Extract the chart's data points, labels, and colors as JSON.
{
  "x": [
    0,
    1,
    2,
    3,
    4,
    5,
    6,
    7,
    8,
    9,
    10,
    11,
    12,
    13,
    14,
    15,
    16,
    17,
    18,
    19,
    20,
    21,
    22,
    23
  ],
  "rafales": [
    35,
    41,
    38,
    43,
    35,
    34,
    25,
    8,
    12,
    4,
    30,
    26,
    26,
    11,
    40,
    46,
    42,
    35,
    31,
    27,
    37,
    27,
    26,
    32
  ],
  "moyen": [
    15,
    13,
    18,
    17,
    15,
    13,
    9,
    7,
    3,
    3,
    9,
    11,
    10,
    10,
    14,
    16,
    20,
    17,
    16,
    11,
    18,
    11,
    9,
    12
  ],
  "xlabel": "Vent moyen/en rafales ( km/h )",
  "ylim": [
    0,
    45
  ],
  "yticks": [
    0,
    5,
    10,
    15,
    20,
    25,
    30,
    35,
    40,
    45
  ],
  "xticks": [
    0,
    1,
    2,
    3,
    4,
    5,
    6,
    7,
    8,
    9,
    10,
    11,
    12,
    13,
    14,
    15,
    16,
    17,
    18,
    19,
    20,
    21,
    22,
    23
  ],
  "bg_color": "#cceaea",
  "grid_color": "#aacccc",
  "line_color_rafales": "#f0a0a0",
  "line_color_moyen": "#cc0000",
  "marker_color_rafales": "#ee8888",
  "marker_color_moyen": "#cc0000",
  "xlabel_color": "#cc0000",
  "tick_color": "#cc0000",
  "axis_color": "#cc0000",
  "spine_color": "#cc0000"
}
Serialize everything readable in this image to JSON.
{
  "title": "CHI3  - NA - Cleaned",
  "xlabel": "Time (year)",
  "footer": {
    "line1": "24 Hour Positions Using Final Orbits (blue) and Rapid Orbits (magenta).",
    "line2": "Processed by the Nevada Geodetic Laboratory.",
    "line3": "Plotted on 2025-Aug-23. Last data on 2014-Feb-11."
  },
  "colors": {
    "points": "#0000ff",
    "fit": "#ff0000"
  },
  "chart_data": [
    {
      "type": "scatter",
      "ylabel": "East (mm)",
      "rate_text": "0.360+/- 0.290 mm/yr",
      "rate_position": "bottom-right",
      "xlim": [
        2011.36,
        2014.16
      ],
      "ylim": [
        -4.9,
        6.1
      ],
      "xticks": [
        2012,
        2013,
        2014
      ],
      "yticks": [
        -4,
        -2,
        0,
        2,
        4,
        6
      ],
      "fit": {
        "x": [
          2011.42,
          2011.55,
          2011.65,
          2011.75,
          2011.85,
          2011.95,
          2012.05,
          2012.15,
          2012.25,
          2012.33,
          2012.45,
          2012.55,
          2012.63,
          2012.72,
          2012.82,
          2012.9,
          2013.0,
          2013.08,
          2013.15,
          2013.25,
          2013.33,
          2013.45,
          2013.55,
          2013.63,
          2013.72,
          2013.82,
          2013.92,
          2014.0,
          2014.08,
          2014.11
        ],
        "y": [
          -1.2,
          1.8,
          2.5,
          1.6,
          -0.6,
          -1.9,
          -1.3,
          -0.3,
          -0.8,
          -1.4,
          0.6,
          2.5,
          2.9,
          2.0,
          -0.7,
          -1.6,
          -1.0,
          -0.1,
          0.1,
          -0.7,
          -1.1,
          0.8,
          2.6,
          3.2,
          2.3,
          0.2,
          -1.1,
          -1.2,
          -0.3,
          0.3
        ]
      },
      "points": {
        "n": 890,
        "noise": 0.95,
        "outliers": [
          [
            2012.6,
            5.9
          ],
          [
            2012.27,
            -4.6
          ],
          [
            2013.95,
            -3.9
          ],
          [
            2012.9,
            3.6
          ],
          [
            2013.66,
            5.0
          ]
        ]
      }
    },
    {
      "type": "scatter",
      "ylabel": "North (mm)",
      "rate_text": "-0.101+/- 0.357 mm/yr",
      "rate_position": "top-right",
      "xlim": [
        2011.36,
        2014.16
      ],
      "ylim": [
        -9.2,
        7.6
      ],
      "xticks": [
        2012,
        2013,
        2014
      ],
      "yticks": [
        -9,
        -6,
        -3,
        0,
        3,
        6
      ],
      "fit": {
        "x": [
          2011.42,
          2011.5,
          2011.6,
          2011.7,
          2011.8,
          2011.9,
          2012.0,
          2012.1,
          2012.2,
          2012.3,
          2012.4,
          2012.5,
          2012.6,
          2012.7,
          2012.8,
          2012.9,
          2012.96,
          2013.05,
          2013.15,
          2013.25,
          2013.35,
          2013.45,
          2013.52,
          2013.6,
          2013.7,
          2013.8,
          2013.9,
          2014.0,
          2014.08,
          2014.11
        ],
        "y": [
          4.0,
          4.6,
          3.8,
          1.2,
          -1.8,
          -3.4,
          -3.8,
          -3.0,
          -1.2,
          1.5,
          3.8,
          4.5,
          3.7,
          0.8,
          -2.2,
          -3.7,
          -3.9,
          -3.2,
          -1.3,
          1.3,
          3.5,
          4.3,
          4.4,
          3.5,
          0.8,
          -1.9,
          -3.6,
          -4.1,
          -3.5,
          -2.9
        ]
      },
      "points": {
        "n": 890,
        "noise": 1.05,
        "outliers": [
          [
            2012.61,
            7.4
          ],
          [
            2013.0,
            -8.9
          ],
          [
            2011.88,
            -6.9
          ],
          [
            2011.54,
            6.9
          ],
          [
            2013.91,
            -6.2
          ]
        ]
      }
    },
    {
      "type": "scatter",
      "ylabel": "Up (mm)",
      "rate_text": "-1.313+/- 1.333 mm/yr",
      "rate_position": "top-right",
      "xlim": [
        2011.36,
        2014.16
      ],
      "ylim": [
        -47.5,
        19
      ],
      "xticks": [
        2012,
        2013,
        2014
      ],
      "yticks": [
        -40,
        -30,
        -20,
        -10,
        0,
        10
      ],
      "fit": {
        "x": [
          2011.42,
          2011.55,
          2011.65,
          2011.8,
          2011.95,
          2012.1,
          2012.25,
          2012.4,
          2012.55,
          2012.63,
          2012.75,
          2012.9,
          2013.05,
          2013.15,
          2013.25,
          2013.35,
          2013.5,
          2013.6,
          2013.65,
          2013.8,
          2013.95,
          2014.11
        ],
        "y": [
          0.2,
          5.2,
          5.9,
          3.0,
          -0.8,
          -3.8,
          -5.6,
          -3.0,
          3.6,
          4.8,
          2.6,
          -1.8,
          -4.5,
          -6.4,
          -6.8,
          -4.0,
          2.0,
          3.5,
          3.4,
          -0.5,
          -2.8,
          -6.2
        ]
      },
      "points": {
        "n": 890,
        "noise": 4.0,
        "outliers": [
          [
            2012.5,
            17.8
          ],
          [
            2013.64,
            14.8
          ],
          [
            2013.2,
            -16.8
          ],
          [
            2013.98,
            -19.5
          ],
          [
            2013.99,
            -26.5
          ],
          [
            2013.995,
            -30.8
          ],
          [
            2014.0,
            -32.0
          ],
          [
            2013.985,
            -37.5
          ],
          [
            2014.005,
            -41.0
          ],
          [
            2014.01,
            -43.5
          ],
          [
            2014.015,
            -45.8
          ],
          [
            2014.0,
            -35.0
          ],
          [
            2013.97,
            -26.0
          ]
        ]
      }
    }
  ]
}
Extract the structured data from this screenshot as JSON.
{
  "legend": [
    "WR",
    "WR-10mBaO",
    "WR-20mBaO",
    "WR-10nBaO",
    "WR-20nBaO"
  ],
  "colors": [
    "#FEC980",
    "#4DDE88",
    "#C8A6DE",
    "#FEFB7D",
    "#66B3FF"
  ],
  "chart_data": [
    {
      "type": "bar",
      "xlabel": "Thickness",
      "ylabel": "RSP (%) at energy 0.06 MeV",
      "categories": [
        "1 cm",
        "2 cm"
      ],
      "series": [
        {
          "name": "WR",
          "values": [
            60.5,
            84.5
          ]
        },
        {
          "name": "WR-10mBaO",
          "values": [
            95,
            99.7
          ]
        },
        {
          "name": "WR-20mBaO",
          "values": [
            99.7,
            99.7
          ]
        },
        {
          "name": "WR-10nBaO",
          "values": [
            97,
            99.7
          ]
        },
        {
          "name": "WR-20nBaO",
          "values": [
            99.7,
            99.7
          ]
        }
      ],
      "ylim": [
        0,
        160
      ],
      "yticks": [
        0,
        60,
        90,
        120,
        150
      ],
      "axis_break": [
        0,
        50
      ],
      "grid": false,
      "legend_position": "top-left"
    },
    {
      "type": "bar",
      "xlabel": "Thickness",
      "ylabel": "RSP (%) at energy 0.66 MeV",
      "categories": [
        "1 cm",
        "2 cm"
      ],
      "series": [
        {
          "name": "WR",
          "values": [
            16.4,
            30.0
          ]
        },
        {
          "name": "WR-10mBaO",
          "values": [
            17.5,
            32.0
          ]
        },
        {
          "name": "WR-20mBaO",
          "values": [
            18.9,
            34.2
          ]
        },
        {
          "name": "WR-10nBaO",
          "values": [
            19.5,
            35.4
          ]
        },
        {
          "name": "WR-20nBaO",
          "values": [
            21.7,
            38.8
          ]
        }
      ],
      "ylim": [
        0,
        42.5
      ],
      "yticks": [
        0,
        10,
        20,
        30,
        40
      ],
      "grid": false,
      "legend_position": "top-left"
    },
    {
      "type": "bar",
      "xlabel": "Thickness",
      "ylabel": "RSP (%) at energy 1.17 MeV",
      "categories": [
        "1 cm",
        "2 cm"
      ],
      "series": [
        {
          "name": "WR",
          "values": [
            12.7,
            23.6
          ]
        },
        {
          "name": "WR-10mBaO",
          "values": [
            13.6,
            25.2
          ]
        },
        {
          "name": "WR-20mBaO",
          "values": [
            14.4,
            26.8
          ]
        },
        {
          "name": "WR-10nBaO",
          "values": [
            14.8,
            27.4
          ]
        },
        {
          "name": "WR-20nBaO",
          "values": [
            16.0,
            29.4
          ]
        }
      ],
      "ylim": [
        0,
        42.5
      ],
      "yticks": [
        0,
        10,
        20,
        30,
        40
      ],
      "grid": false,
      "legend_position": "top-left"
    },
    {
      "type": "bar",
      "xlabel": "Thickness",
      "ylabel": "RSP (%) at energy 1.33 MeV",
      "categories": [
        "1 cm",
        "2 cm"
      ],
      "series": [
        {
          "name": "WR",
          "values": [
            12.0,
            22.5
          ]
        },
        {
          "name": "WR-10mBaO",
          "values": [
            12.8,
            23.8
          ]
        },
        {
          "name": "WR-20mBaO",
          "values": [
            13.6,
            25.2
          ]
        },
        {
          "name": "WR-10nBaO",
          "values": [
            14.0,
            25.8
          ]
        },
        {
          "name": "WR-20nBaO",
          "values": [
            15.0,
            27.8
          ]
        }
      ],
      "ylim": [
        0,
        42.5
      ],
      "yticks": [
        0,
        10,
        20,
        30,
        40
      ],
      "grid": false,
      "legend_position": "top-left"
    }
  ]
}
##########
_PROBLEM_: What is the number of lines in the listing that contain the string "JSON"? Reply with that number alone.

_EXERCISE RESPONSE_: 3